(Raw records)
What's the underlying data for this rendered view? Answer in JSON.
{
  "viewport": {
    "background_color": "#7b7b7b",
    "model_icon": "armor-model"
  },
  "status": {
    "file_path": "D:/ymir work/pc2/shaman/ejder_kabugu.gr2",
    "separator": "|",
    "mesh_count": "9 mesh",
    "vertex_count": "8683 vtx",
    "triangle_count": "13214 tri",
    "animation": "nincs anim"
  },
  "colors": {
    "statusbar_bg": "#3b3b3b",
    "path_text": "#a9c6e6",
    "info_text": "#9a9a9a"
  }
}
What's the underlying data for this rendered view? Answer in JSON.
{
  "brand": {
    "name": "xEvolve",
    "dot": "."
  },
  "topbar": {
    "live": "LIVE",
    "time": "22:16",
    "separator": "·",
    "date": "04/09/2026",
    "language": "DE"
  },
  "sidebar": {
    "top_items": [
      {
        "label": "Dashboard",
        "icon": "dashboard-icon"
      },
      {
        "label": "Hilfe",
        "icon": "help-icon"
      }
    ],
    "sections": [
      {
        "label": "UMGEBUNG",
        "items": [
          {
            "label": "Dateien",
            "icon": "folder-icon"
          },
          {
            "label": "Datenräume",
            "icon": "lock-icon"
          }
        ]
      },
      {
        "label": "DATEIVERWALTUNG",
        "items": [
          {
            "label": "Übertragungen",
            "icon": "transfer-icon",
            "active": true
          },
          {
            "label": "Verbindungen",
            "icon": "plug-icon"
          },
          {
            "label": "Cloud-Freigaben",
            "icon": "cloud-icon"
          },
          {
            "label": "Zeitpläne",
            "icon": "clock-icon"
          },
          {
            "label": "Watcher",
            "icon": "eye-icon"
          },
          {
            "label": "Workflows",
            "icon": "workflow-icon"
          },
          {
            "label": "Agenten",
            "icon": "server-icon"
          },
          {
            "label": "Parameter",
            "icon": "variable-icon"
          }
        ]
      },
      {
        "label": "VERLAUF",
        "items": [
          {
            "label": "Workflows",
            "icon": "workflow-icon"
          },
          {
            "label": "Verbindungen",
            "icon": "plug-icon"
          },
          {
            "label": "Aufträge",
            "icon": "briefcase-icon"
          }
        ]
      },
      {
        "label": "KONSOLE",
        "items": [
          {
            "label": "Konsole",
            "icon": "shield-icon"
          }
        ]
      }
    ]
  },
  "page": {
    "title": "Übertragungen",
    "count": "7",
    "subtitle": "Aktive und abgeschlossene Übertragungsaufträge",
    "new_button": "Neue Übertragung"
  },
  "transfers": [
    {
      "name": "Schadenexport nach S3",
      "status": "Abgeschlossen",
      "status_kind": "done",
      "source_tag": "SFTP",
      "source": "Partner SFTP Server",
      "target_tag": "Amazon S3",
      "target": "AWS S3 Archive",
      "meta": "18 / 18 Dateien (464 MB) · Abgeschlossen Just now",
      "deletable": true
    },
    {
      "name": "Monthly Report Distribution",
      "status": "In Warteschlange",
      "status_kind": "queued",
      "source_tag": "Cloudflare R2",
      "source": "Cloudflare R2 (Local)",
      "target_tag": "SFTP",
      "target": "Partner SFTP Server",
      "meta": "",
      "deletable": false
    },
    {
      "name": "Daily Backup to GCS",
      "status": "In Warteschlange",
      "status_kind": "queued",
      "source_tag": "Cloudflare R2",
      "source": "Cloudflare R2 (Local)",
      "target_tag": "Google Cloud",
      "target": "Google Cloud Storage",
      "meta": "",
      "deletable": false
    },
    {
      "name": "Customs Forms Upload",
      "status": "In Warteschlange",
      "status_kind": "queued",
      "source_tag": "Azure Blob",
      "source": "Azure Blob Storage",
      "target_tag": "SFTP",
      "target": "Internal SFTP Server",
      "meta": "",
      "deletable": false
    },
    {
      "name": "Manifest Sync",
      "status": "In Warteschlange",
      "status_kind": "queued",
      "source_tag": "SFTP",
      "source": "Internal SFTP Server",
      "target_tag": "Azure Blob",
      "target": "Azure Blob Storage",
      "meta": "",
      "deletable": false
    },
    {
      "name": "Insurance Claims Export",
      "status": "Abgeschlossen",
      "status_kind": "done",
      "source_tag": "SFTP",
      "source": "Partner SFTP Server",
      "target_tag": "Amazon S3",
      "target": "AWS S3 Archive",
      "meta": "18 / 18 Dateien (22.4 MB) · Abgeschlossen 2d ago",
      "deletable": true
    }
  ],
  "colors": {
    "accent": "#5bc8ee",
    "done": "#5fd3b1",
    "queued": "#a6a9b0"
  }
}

# TASK GOAL
Write out all the lines again, exactly as they are.

# TASK OUTPUT
What's the underlying data for this rendered view? Answer in JSON.
{
  "viewport": {
    "background_color": "#7b7b7b",
    "model_icon": "armor-model"
  },
  "status": {
    "file_path": "D:/ymir work/pc2/shaman/ejder_kabugu.gr2",
    "separator": "|",
    "mesh_count": "9 mesh",
    "vertex_count": "8683 vtx",
    "triangle_count": "13214 tri",
    "animation": "nincs anim"
  },
  "colors": {
    "statusbar_bg": "#3b3b3b",
    "path_text": "#a9c6e6",
    "info_text": "#9a9a9a"
  }
}
What's the underlying data for this rendered view? Answer in JSON.
{
  "brand": {
    "name": "xEvolve",
    "dot": "."
  },
  "topbar": {
    "live": "LIVE",
    "time": "22:16",
    "separator": "·",
    "date": "04/09/2026",
    "language": "DE"
  },
  "sidebar": {
    "top_items": [
      {
        "label": "Dashboard",
        "icon": "dashboard-icon"
      },
      {
        "label": "Hilfe",
        "icon": "help-icon"
      }
    ],
    "sections": [
      {
        "label": "UMGEBUNG",
        "items": [
          {
            "label": "Dateien",
            "icon": "folder-icon"
          },
          {
            "label": "Datenräume",
            "icon": "lock-icon"
          }
        ]
      },
      {
        "label": "DATEIVERWALTUNG",
        "items": [
          {
            "label": "Übertragungen",
            "icon": "transfer-icon",
            "active": true
          },
          {
            "label": "Verbindungen",
            "icon": "plug-icon"
          },
          {
            "label": "Cloud-Freigaben",
            "icon": "cloud-icon"
          },
          {
            "label": "Zeitpläne",
            "icon": "clock-icon"
          },
          {
            "label": "Watcher",
            "icon": "eye-icon"
          },
          {
            "label": "Workflows",
            "icon": "workflow-icon"
          },
          {
            "label": "Agenten",
            "icon": "server-icon"
          },
          {
            "label": "Parameter",
            "icon": "variable-icon"
          }
        ]
      },
      {
        "label": "VERLAUF",
        "items": [
          {
            "label": "Workflows",
            "icon": "workflow-icon"
          },
          {
            "label": "Verbindungen",
            "icon": "plug-icon"
          },
          {
            "label": "Aufträge",
            "icon": "briefcase-icon"
          }
        ]
      },
      {
        "label": "KONSOLE",
        "items": [
          {
            "label": "Konsole",
            "icon": "shield-icon"
          }
        ]
      }
    ]
  },
  "page": {
    "title": "Übertragungen",
    "count": "7",
    "subtitle": "Aktive und abgeschlossene Übertragungsaufträge",
    "new_button": "Neue Übertragung"
  },
  "transfers": [
    {
      "name": "Schadenexport nach S3",
      "status": "Abgeschlossen",
      "status_kind": "done",
      "source_tag": "SFTP",
      "source": "Partner SFTP Server",
      "target_tag": "Amazon S3",
      "target": "AWS S3 Archive",
      "meta": "18 / 18 Dateien (464 MB) · Abgeschlossen Just now",
      "deletable": true
    },
    {
      "name": "Monthly Report Distribution",
      "status": "In Warteschlange",
      "status_kind": "queued",
      "source_tag": "Cloudflare R2",
      "source": "Cloudflare R2 (Local)",
      "target_tag": "SFTP",
      "target": "Partner SFTP Server",
      "meta": "",
      "deletable": false
    },
    {
      "name": "Daily Backup to GCS",
      "status": "In Warteschlange",
      "status_kind": "queued",
      "source_tag": "Cloudflare R2",
      "source": "Cloudflare R2 (Local)",
      "target_tag": "Google Cloud",
      "target": "Google Cloud Storage",
      "meta": "",
      "deletable": false
    },
    {
      "name": "Customs Forms Upload",
      "status": "In Warteschlange",
      "status_kind": "queued",
      "source_tag": "Azure Blob",
      "source": "Azure Blob Storage",
      "target_tag": "SFTP",
      "target": "Internal SFTP Server",
      "meta": "",
      "deletable": false
    },
    {
      "name": "Manifest Sync",
      "status": "In Warteschlange",
      "status_kind": "queued",
      "source_tag": "SFTP",
      "source": "Internal SFTP Server",
      "target_tag": "Azure Blob",
      "target": "Azure Blob Storage",
      "meta": "",
      "deletable": false
    },
    {
      "name": "Insurance Claims Export",
      "status": "Abgeschlossen",
      "status_kind": "done",
      "source_tag": "SFTP",
      "source": "Partner SFTP Server",
      "target_tag": "Amazon S3",
      "target": "AWS S3 Archive",
      "meta": "18 / 18 Dateien (22.4 MB) · Abgeschlossen 2d ago",
      "deletable": true
    }
  ],
  "colors": {
    "accent": "#5bc8ee",
    "done": "#5fd3b1",
    "queued": "#a6a9b0"
  }
}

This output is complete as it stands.